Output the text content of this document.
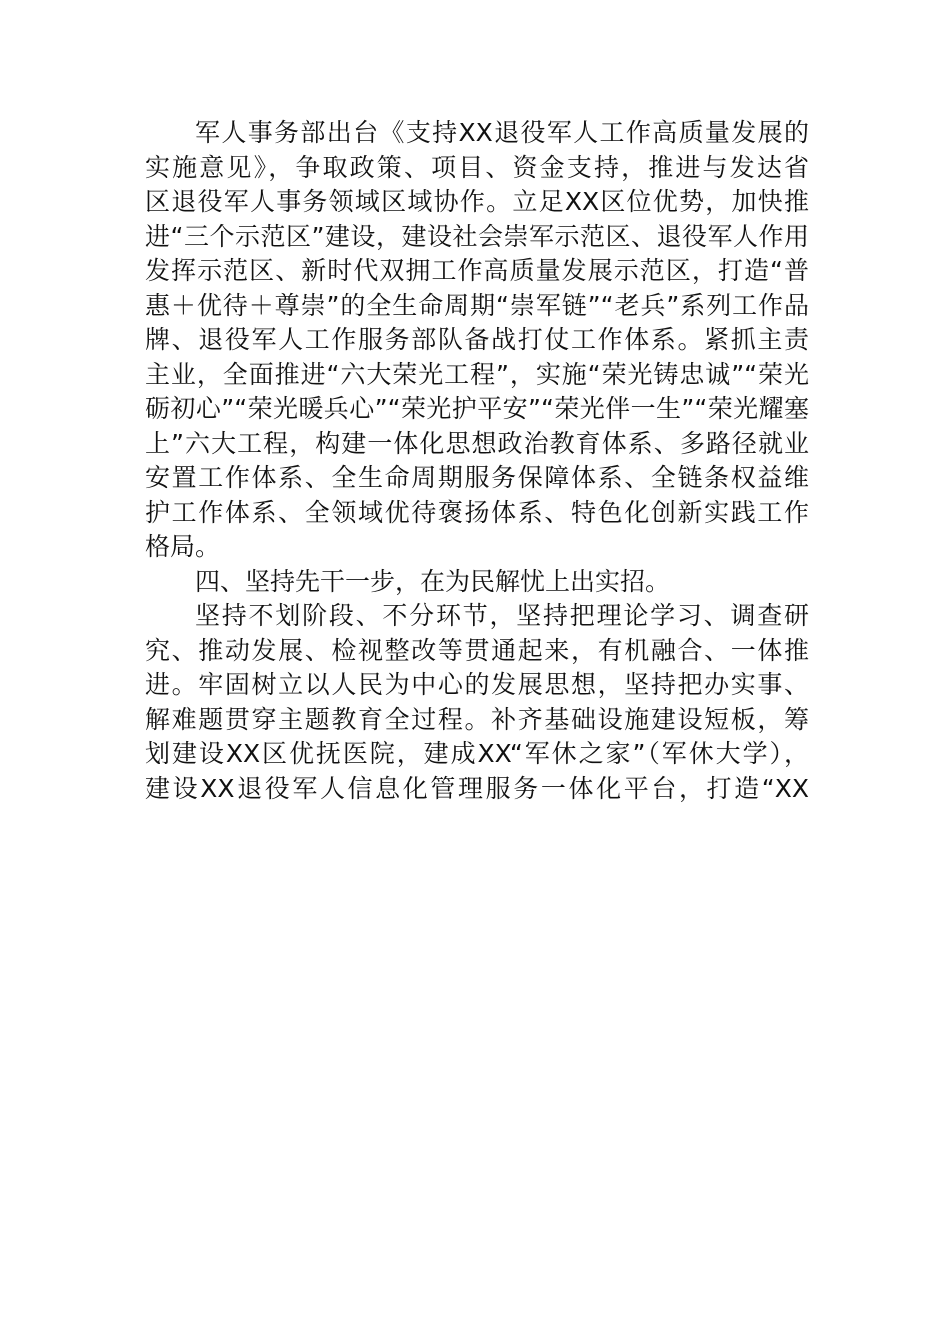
军人事务部出台《支持XX退役军人工作高质量发展的
实施意见》，争取政策、项目、资金支持，推进与发达省
区退役军人事务领域区域协作。立足XX区位优势，加快推
进“三个示范区”建设，建设社会崇军示范区、退役军人作用
发挥示范区、新时代双拥工作高质量发展示范区，打造“普
惠＋优待＋尊崇”的全生命周期“崇军链”“老兵”系列工作品
牌、退役军人工作服务部队备战打仗工作体系。紧抓主责
主业，全面推进“六大荣光工程”，实施“荣光铸忠诚”“荣光
砺初心”“荣光暖兵心”“荣光护平安”“荣光伴一生”“荣光耀塞
上”六大工程，构建一体化思想政治教育体系、多路径就业
安置工作体系、全生命周期服务保障体系、全链条权益维
护工作体系、全领域优待褒扬体系、特色化创新实践工作
格局。
四、坚持先干一步，在为民解忧上出实招。
坚持不划阶段、不分环节，坚持把理论学习、调查研
究、推动发展、检视整改等贯通起来，有机融合、一体推
进。牢固树立以人民为中心的发展思想，坚持把办实事、
解难题贯穿主题教育全过程。补齐基础设施建设短板，筹
划建设XX区优抚医院，建成XX“军休之家”（军休大学），
建设XX退役军人信息化管理服务一体化平台，打造“XX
———
Give all the lines above again, character for character, without pictures.

- RESULT OF THIS TASK:
Output the text content of this document.
军人事务部出台《支持XX退役军人工作高质量发展的
实施意见》，争取政策、项目、资金支持，推进与发达省
区退役军人事务领域区域协作。立足XX区位优势，加快推
进“三个示范区”建设，建设社会崇军示范区、退役军人作用
发挥示范区、新时代双拥工作高质量发展示范区，打造“普
惠＋优待＋尊崇”的全生命周期“崇军链”“老兵”系列工作品
牌、退役军人工作服务部队备战打仗工作体系。紧抓主责
主业，全面推进“六大荣光工程”，实施“荣光铸忠诚”“荣光
砺初心”“荣光暖兵心”“荣光护平安”“荣光伴一生”“荣光耀塞
上”六大工程，构建一体化思想政治教育体系、多路径就业
安置工作体系、全生命周期服务保障体系、全链条权益维
护工作体系、全领域优待褒扬体系、特色化创新实践工作
格局。
四、坚持先干一步，在为民解忧上出实招。
坚持不划阶段、不分环节，坚持把理论学习、调查研
究、推动发展、检视整改等贯通起来，有机融合、一体推
进。牢固树立以人民为中心的发展思想，坚持把办实事、
解难题贯穿主题教育全过程。补齐基础设施建设短板，筹
划建设XX区优抚医院，建成XX“军休之家”（军休大学），
建设XX退役军人信息化管理服务一体化平台，打造“XX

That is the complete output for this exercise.